- _Problem_:
Count how many lines of the records below contain the string "reasons", and give only that number.

=-=-=

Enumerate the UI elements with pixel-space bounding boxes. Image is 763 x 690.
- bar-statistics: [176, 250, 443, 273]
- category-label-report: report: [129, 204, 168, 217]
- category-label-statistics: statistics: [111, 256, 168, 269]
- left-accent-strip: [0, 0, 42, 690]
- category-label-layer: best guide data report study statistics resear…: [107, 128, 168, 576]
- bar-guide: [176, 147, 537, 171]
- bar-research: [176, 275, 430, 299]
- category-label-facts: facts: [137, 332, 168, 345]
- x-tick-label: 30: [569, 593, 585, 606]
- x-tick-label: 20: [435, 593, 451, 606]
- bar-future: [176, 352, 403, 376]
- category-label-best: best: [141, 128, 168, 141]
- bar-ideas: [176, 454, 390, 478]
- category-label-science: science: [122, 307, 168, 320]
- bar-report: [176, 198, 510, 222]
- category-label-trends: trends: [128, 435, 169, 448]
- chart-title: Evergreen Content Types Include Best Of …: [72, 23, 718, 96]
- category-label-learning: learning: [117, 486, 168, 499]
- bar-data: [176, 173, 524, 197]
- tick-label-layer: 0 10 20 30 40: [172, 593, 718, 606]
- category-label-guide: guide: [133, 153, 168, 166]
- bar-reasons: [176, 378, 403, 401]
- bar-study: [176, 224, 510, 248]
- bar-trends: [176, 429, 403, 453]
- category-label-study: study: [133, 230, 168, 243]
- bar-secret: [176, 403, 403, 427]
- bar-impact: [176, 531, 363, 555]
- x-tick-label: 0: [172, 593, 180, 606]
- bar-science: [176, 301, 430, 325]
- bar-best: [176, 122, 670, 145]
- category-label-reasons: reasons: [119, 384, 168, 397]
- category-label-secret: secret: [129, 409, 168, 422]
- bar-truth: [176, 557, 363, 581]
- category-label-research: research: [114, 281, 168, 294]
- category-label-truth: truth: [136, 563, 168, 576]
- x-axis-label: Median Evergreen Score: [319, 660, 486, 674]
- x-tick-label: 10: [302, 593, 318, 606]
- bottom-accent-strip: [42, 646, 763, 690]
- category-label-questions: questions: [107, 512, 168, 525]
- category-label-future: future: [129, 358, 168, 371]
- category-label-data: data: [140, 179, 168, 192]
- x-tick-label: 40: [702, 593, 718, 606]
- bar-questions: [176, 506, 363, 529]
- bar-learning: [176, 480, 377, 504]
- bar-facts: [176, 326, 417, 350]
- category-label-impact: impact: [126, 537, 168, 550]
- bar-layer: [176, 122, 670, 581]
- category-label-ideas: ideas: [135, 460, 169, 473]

=-=-=

- _Task output_:
2